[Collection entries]

○ ○ ○ ○ ○

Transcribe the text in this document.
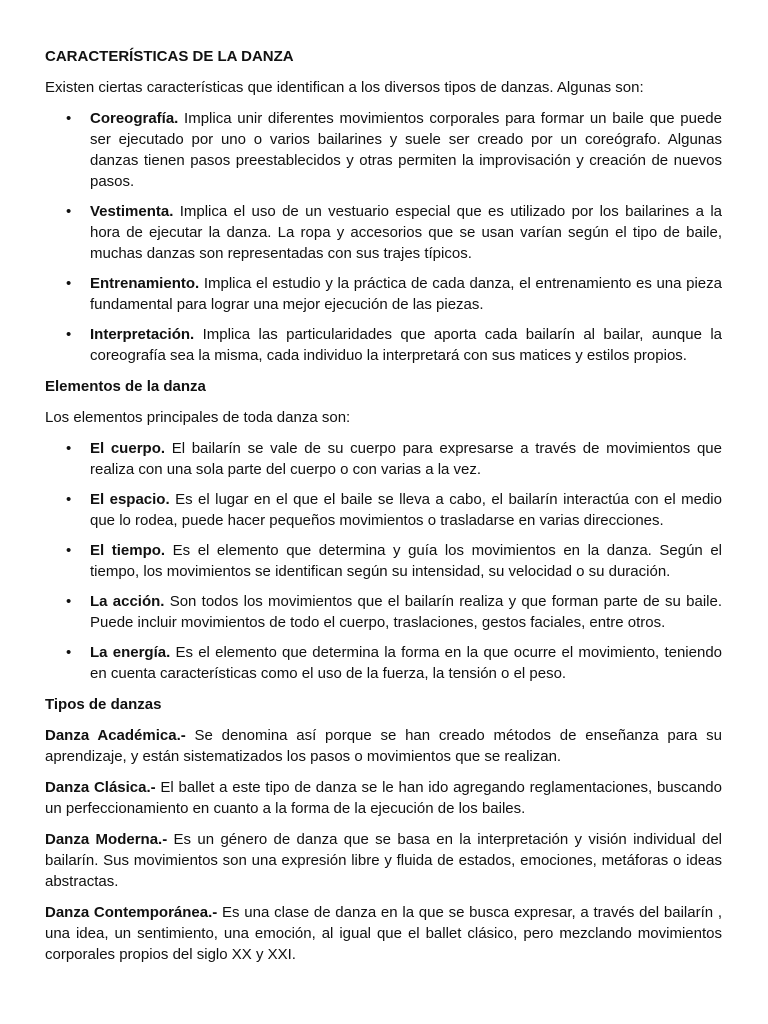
CARACTERÍSTICAS DE LA DANZA

Existen ciertas características que identifican a los diversos tipos de danzas. Algunas son:

• Coreografía. Implica unir diferentes movimientos corporales para formar un baile que puede ser ejecutado por uno o varios bailarines y suele ser creado por un coreógrafo. Algunas danzas tienen pasos preestablecidos y otras permiten la improvisación y creación de nuevos pasos.
• Vestimenta. Implica el uso de un vestuario especial que es utilizado por los bailarines a la hora de ejecutar la danza. La ropa y accesorios que se usan varían según el tipo de baile, muchas danzas son representadas con sus trajes típicos.
• Entrenamiento. Implica el estudio y la práctica de cada danza, el entrenamiento es una pieza fundamental para lograr una mejor ejecución de las piezas.
• Interpretación. Implica las particularidades que aporta cada bailarín al bailar, aunque la coreografía sea la misma, cada individuo la interpretará con sus matices y estilos propios.
Elementos de la danza

Los elementos principales de toda danza son:

• El cuerpo. El bailarín se vale de su cuerpo para expresarse a través de movimientos que realiza con una sola parte del cuerpo o con varias a la vez.
• El espacio. Es el lugar en el que el baile se lleva a cabo, el bailarín interactúa con el medio que lo rodea, puede hacer pequeños movimientos o trasladarse en varias direcciones.
• El tiempo. Es el elemento que determina y guía los movimientos en la danza. Según el tiempo, los movimientos se identifican según su intensidad, su velocidad o su duración.
• La acción. Son todos los movimientos que el bailarín realiza y que forman parte de su baile. Puede incluir movimientos de todo el cuerpo, traslaciones, gestos faciales, entre otros.
• La energía. Es el elemento que determina la forma en la que ocurre el movimiento, teniendo en cuenta características como el uso de la fuerza, la tensión o el peso.
Tipos de danzas

Danza Académica.- Se denomina así porque se han creado métodos de enseñanza para su aprendizaje, y están sistematizados los pasos o movimientos que se realizan.

Danza Clásica.- El ballet a este tipo de danza se le han ido agregando reglamentaciones, buscando un perfeccionamiento en cuanto a la forma de la ejecución de los bailes.

Danza Moderna.- Es un género de danza que se basa en la interpretación y visión individual del bailarín. Sus movimientos son una expresión libre y fluida de estados, emociones, metáforas o ideas abstractas.

Danza Contemporánea.- Es una clase de danza en la que se busca expresar, a través del bailarín , una idea, un sentimiento, una emoción, al igual que el ballet clásico, pero mezclando movimientos corporales propios del siglo XX y XXI.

○ ○ ○ ○ ○

*WHAT IS EXPECTED:* Of the lines in this listing, how many contain "ejecución"? Reply with the number and nothing more.

*OUTPUT OF THE TASK:* 2